> Problem details: Going line by line through the entries, count those containing "control" and state only the result.

> Source data:
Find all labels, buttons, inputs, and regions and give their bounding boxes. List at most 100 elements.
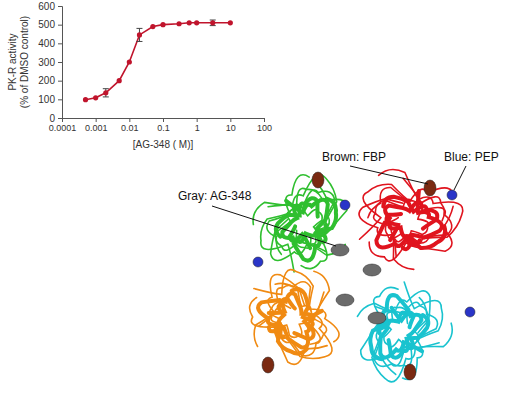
y-axis-title-line: PK-R activity — [7, 33, 18, 90]
data-point — [194, 20, 199, 25]
y-axis-line — [58, 7, 63, 119]
x-tick: 10 — [226, 118, 236, 133]
ag348-ligand — [368, 312, 386, 324]
structure-label: Blue: PEP — [444, 150, 499, 164]
x-tick: 1 — [195, 118, 200, 133]
x-tick-mark — [62, 118, 63, 122]
y-tick-mark — [58, 99, 62, 100]
ag348-ligand — [331, 244, 349, 256]
ribbon-strand — [250, 298, 328, 365]
y-axis-title-line: (% of DMSO control) — [19, 16, 30, 108]
y-tick: 100 — [38, 94, 62, 105]
x-tick-label: 0.01 — [121, 123, 139, 133]
y-tick-mark — [58, 6, 62, 7]
label-arrow — [350, 166, 428, 184]
y-tick: 0 — [49, 113, 62, 124]
x-tick-label: 0.1 — [157, 123, 170, 133]
fbp-ligand — [404, 364, 416, 380]
pep-ligand — [253, 257, 263, 267]
ribbon-strand — [258, 300, 307, 354]
subunit-ribbon — [359, 170, 463, 270]
ribbon-strand — [384, 312, 407, 349]
pep-ligand — [340, 200, 350, 210]
error-bar — [210, 20, 216, 26]
pep-ligand — [465, 307, 475, 317]
ag348-ligand — [363, 264, 381, 276]
ribbon-strand — [369, 206, 453, 261]
x-tick-label: 0.001 — [85, 123, 108, 133]
x-tick: 0.001 — [85, 118, 108, 133]
x-tick-label: 0.0001 — [49, 123, 77, 133]
x-tick-mark — [197, 118, 198, 122]
error-bar-cap — [136, 28, 142, 29]
ribbon-strand — [370, 295, 408, 359]
ribbon-strand — [270, 302, 292, 343]
subunit-ribbon — [357, 282, 452, 382]
x-tick-label: 10 — [226, 123, 236, 133]
x-tick-label: 1 — [195, 123, 200, 133]
data-point — [137, 32, 142, 37]
y-tick: 200 — [38, 75, 62, 86]
error-bar-cap — [103, 96, 109, 97]
label-arrow — [212, 206, 336, 246]
data-point — [117, 78, 122, 83]
x-tick: 100 — [257, 118, 272, 133]
y-tick: 500 — [38, 19, 62, 30]
error-bar-cap — [103, 88, 109, 89]
x-axis: 0.0001 0.001 0.01 0.1 1 10 100 — [49, 118, 272, 133]
y-tick-label: 100 — [38, 94, 55, 105]
data-point — [210, 20, 215, 25]
y-axis-title: PK-R activity(% of DMSO control) — [7, 16, 30, 108]
ribbon-strand — [385, 218, 429, 244]
y-tick-label: 300 — [38, 57, 55, 68]
x-tick-mark — [230, 118, 231, 122]
data-point — [127, 59, 132, 64]
error-bar — [103, 89, 109, 97]
x-tick-mark — [264, 118, 265, 122]
ag348-ligand — [336, 294, 354, 306]
x-tick-mark — [129, 118, 130, 122]
fbp-ligand — [312, 172, 324, 188]
structure-label: Brown: FBP — [322, 150, 386, 164]
data-point — [160, 22, 165, 27]
y-axis: 0 100 200 300 400 500 600 — [38, 1, 62, 124]
figure: 0 100 200 300 400 500 600 0.0001 0.001 0.01 0.1 1 10… — [0, 0, 520, 397]
fbp-ligand — [262, 357, 274, 373]
protein-structure: Gray: AG-348Brown: FBPBlue: PEP — [178, 150, 499, 382]
error-bar-cap — [136, 41, 142, 42]
ribbon-strand — [294, 199, 336, 261]
y-tick-mark — [58, 62, 62, 63]
plot-area — [83, 20, 233, 102]
y-tick: 400 — [38, 38, 62, 49]
y-tick-mark — [58, 81, 62, 82]
ribbon-strand — [295, 215, 329, 248]
y-tick: 300 — [38, 57, 62, 68]
x-tick-mark — [96, 118, 97, 122]
x-tick-mark — [163, 118, 164, 122]
data-point — [187, 20, 192, 25]
y-tick: 600 — [38, 1, 62, 12]
x-tick: 0.0001 — [49, 118, 77, 133]
data-line — [86, 23, 231, 100]
y-tick-mark — [58, 25, 62, 26]
x-tick-label: 100 — [257, 123, 272, 133]
chart: 0 100 200 300 400 500 600 0.0001 0.001 0.01 0.1 1 10… — [7, 1, 272, 150]
y-tick-label: 400 — [38, 38, 55, 49]
x-tick: 0.01 — [121, 118, 139, 133]
data-point — [150, 24, 155, 29]
y-tick-mark — [58, 118, 62, 119]
data-point — [93, 95, 98, 100]
y-tick-mark — [58, 43, 62, 44]
label-arrow — [454, 166, 466, 190]
data-point — [103, 90, 108, 95]
pep-ligand — [447, 190, 457, 200]
y-tick-label: 600 — [38, 1, 55, 12]
y-tick-label: 200 — [38, 75, 55, 86]
subunit-ribbon — [250, 270, 339, 365]
y-tick-label: 0 — [49, 113, 55, 124]
x-tick: 0.1 — [157, 118, 170, 133]
data-point — [83, 97, 88, 102]
data-point — [176, 21, 181, 26]
x-axis-line — [63, 119, 265, 123]
fbp-ligand — [424, 180, 436, 196]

> Solution to the exercise: 2